**Figure content listings:**
——
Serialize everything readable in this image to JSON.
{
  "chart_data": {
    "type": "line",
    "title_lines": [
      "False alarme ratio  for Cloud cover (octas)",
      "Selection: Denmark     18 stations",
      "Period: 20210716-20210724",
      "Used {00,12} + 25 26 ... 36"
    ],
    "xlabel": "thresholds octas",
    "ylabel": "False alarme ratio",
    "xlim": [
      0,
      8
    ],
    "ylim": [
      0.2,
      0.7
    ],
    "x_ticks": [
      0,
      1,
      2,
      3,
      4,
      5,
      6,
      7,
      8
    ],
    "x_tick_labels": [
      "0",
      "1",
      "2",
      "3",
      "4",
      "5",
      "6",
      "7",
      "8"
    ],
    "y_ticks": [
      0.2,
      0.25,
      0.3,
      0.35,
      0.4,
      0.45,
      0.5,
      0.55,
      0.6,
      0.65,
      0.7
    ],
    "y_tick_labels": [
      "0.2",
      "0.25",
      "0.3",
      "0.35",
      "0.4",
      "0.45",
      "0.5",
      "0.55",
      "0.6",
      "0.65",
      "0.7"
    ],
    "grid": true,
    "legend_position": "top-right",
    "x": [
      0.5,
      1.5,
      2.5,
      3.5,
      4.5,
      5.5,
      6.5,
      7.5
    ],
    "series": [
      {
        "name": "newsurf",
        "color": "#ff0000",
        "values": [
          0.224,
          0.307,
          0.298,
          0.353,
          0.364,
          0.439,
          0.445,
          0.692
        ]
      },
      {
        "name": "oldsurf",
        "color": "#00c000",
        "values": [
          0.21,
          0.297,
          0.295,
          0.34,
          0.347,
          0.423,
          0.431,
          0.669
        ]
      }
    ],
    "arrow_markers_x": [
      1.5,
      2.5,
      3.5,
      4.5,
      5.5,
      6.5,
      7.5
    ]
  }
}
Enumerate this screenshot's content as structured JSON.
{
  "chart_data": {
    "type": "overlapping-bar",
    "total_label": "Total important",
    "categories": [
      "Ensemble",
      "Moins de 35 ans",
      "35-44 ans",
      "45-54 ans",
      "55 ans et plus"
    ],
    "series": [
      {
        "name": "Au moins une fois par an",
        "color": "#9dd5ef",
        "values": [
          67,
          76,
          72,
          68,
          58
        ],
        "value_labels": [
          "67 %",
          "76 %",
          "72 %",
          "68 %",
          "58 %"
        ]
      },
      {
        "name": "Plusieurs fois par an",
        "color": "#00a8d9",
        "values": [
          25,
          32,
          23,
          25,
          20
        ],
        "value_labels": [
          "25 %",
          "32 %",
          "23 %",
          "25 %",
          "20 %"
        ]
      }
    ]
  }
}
——
**Directions:**
Return all lines containing the word "name".

**Exercise output:**
        "name": "newsurf",
        "name": "oldsurf",
        "name": "Au moins une fois par an",
        "name": "Plusieurs fois par an",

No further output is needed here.